■ Stated goal: Your task is to give the data again, exactly, with every line intact.

■ Data provided:
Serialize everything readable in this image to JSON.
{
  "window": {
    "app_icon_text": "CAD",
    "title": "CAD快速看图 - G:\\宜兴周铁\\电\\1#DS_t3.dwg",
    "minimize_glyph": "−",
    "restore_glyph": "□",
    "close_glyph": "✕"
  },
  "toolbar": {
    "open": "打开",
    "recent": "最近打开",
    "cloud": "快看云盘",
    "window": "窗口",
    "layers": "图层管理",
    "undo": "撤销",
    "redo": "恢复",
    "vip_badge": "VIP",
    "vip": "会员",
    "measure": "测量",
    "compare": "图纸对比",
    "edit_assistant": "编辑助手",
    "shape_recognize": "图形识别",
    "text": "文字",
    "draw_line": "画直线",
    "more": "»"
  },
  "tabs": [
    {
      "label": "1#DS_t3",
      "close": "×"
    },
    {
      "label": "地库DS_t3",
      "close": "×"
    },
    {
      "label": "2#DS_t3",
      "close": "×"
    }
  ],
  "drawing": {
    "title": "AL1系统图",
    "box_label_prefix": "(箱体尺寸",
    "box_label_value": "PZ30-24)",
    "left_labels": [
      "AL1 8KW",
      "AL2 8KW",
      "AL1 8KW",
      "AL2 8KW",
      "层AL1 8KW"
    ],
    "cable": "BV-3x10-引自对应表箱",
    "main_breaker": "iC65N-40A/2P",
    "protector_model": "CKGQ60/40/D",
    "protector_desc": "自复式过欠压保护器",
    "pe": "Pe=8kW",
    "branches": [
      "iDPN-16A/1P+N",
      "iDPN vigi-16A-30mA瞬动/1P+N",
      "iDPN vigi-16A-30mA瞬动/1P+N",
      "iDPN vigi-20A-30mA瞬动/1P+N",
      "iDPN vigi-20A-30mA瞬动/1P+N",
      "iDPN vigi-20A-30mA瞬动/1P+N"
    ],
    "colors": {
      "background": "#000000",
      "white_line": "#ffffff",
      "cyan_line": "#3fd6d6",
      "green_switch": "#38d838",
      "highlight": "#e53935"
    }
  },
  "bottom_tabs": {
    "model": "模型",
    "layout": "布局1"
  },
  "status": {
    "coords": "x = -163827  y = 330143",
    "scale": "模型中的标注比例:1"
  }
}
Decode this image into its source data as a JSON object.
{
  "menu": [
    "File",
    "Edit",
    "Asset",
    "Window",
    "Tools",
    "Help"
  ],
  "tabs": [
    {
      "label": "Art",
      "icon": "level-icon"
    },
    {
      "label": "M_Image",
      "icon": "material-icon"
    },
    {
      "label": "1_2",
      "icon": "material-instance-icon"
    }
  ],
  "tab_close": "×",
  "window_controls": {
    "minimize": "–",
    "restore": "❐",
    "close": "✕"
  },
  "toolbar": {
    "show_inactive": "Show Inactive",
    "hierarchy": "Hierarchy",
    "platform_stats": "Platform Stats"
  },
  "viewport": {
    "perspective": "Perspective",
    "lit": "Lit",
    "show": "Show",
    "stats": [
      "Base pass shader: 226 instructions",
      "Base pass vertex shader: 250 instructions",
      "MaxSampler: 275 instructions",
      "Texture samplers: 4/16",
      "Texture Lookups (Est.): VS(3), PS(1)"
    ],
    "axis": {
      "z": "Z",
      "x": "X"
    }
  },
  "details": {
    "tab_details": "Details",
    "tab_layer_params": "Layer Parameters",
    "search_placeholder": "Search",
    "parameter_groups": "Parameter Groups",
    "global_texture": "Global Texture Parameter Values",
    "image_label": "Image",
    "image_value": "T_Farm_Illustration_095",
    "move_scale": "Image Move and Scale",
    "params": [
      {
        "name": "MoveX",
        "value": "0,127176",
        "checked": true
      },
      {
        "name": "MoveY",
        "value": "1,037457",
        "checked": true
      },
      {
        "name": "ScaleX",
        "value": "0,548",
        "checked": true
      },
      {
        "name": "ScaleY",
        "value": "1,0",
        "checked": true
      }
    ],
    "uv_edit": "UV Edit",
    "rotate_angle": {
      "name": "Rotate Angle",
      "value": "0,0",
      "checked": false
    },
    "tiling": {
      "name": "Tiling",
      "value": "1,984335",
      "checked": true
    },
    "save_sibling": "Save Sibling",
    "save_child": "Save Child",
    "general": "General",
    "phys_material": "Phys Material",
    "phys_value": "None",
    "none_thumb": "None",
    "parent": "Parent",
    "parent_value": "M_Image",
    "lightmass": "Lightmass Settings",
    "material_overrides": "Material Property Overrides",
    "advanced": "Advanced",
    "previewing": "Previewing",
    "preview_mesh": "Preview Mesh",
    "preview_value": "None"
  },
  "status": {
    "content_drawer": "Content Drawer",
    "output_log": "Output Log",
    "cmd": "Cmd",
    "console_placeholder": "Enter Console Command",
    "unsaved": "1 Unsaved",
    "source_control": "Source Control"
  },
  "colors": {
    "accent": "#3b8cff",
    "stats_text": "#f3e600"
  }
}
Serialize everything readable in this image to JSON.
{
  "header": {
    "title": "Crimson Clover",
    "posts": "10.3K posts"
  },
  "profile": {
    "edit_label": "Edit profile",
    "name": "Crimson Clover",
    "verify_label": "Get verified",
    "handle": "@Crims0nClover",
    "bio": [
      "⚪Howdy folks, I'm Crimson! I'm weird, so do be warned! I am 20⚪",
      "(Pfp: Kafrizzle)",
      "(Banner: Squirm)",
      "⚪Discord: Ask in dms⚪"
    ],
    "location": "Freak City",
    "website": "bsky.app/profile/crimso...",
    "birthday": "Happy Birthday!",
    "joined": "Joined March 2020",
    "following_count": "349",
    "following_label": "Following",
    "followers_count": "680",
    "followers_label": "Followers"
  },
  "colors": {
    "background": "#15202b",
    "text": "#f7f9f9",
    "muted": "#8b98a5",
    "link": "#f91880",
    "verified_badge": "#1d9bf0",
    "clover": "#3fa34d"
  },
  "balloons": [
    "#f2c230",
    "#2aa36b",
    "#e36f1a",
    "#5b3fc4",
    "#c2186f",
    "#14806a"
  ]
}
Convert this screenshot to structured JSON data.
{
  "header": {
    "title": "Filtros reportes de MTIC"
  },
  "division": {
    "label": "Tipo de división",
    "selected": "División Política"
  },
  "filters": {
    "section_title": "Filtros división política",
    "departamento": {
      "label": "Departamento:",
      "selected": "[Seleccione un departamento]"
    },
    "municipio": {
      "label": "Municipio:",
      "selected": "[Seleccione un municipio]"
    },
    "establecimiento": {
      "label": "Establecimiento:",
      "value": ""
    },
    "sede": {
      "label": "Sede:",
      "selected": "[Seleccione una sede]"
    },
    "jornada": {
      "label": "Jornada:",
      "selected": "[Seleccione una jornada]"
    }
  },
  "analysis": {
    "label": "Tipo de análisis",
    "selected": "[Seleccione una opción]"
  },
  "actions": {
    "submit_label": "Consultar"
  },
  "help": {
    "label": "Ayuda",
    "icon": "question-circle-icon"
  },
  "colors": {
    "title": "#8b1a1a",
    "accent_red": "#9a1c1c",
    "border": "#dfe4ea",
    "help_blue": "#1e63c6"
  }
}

■ In response:
Serialize everything readable in this image to JSON.
{
  "window": {
    "app_icon_text": "CAD",
    "title": "CAD快速看图 - G:\\宜兴周铁\\电\\1#DS_t3.dwg",
    "minimize_glyph": "−",
    "restore_glyph": "□",
    "close_glyph": "✕"
  },
  "toolbar": {
    "open": "打开",
    "recent": "最近打开",
    "cloud": "快看云盘",
    "window": "窗口",
    "layers": "图层管理",
    "undo": "撤销",
    "redo": "恢复",
    "vip_badge": "VIP",
    "vip": "会员",
    "measure": "测量",
    "compare": "图纸对比",
    "edit_assistant": "编辑助手",
    "shape_recognize": "图形识别",
    "text": "文字",
    "draw_line": "画直线",
    "more": "»"
  },
  "tabs": [
    {
      "label": "1#DS_t3",
      "close": "×"
    },
    {
      "label": "地库DS_t3",
      "close": "×"
    },
    {
      "label": "2#DS_t3",
      "close": "×"
    }
  ],
  "drawing": {
    "title": "AL1系统图",
    "box_label_prefix": "(箱体尺寸",
    "box_label_value": "PZ30-24)",
    "left_labels": [
      "AL1 8KW",
      "AL2 8KW",
      "AL1 8KW",
      "AL2 8KW",
      "层AL1 8KW"
    ],
    "cable": "BV-3x10-引自对应表箱",
    "main_breaker": "iC65N-40A/2P",
    "protector_model": "CKGQ60/40/D",
    "protector_desc": "自复式过欠压保护器",
    "pe": "Pe=8kW",
    "branches": [
      "iDPN-16A/1P+N",
      "iDPN vigi-16A-30mA瞬动/1P+N",
      "iDPN vigi-16A-30mA瞬动/1P+N",
      "iDPN vigi-20A-30mA瞬动/1P+N",
      "iDPN vigi-20A-30mA瞬动/1P+N",
      "iDPN vigi-20A-30mA瞬动/1P+N"
    ],
    "colors": {
      "background": "#000000",
      "white_line": "#ffffff",
      "cyan_line": "#3fd6d6",
      "green_switch": "#38d838",
      "highlight": "#e53935"
    }
  },
  "bottom_tabs": {
    "model": "模型",
    "layout": "布局1"
  },
  "status": {
    "coords": "x = -163827  y = 330143",
    "scale": "模型中的标注比例:1"
  }
}
Decode this image into its source data as a JSON object.
{
  "menu": [
    "File",
    "Edit",
    "Asset",
    "Window",
    "Tools",
    "Help"
  ],
  "tabs": [
    {
      "label": "Art",
      "icon": "level-icon"
    },
    {
      "label": "M_Image",
      "icon": "material-icon"
    },
    {
      "label": "1_2",
      "icon": "material-instance-icon"
    }
  ],
  "tab_close": "×",
  "window_controls": {
    "minimize": "–",
    "restore": "❐",
    "close": "✕"
  },
  "toolbar": {
    "show_inactive": "Show Inactive",
    "hierarchy": "Hierarchy",
    "platform_stats": "Platform Stats"
  },
  "viewport": {
    "perspective": "Perspective",
    "lit": "Lit",
    "show": "Show",
    "stats": [
      "Base pass shader: 226 instructions",
      "Base pass vertex shader: 250 instructions",
      "MaxSampler: 275 instructions",
      "Texture samplers: 4/16",
      "Texture Lookups (Est.): VS(3), PS(1)"
    ],
    "axis": {
      "z": "Z",
      "x": "X"
    }
  },
  "details": {
    "tab_details": "Details",
    "tab_layer_params": "Layer Parameters",
    "search_placeholder": "Search",
    "parameter_groups": "Parameter Groups",
    "global_texture": "Global Texture Parameter Values",
    "image_label": "Image",
    "image_value": "T_Farm_Illustration_095",
    "move_scale": "Image Move and Scale",
    "params": [
      {
        "name": "MoveX",
        "value": "0,127176",
        "checked": true
      },
      {
        "name": "MoveY",
        "value": "1,037457",
        "checked": true
      },
      {
        "name": "ScaleX",
        "value": "0,548",
        "checked": true
      },
      {
        "name": "ScaleY",
        "value": "1,0",
        "checked": true
      }
    ],
    "uv_edit": "UV Edit",
    "rotate_angle": {
      "name": "Rotate Angle",
      "value": "0,0",
      "checked": false
    },
    "tiling": {
      "name": "Tiling",
      "value": "1,984335",
      "checked": true
    },
    "save_sibling": "Save Sibling",
    "save_child": "Save Child",
    "general": "General",
    "phys_material": "Phys Material",
    "phys_value": "None",
    "none_thumb": "None",
    "parent": "Parent",
    "parent_value": "M_Image",
    "lightmass": "Lightmass Settings",
    "material_overrides": "Material Property Overrides",
    "advanced": "Advanced",
    "previewing": "Previewing",
    "preview_mesh": "Preview Mesh",
    "preview_value": "None"
  },
  "status": {
    "content_drawer": "Content Drawer",
    "output_log": "Output Log",
    "cmd": "Cmd",
    "console_placeholder": "Enter Console Command",
    "unsaved": "1 Unsaved",
    "source_control": "Source Control"
  },
  "colors": {
    "accent": "#3b8cff",
    "stats_text": "#f3e600"
  }
}
Serialize everything readable in this image to JSON.
{
  "header": {
    "title": "Crimson Clover",
    "posts": "10.3K posts"
  },
  "profile": {
    "edit_label": "Edit profile",
    "name": "Crimson Clover",
    "verify_label": "Get verified",
    "handle": "@Crims0nClover",
    "bio": [
      "⚪Howdy folks, I'm Crimson! I'm weird, so do be warned! I am 20⚪",
      "(Pfp: Kafrizzle)",
      "(Banner: Squirm)",
      "⚪Discord: Ask in dms⚪"
    ],
    "location": "Freak City",
    "website": "bsky.app/profile/crimso...",
    "birthday": "Happy Birthday!",
    "joined": "Joined March 2020",
    "following_count": "349",
    "following_label": "Following",
    "followers_count": "680",
    "followers_label": "Followers"
  },
  "colors": {
    "background": "#15202b",
    "text": "#f7f9f9",
    "muted": "#8b98a5",
    "link": "#f91880",
    "verified_badge": "#1d9bf0",
    "clover": "#3fa34d"
  },
  "balloons": [
    "#f2c230",
    "#2aa36b",
    "#e36f1a",
    "#5b3fc4",
    "#c2186f",
    "#14806a"
  ]
}
Convert this screenshot to structured JSON data.
{
  "header": {
    "title": "Filtros reportes de MTIC"
  },
  "division": {
    "label": "Tipo de división",
    "selected": "División Política"
  },
  "filters": {
    "section_title": "Filtros división política",
    "departamento": {
      "label": "Departamento:",
      "selected": "[Seleccione un departamento]"
    },
    "municipio": {
      "label": "Municipio:",
      "selected": "[Seleccione un municipio]"
    },
    "establecimiento": {
      "label": "Establecimiento:",
      "value": ""
    },
    "sede": {
      "label": "Sede:",
      "selected": "[Seleccione una sede]"
    },
    "jornada": {
      "label": "Jornada:",
      "selected": "[Seleccione una jornada]"
    }
  },
  "analysis": {
    "label": "Tipo de análisis",
    "selected": "[Seleccione una opción]"
  },
  "actions": {
    "submit_label": "Consultar"
  },
  "help": {
    "label": "Ayuda",
    "icon": "question-circle-icon"
  },
  "colors": {
    "title": "#8b1a1a",
    "accent_red": "#9a1c1c",
    "border": "#dfe4ea",
    "help_blue": "#1e63c6"
  }
}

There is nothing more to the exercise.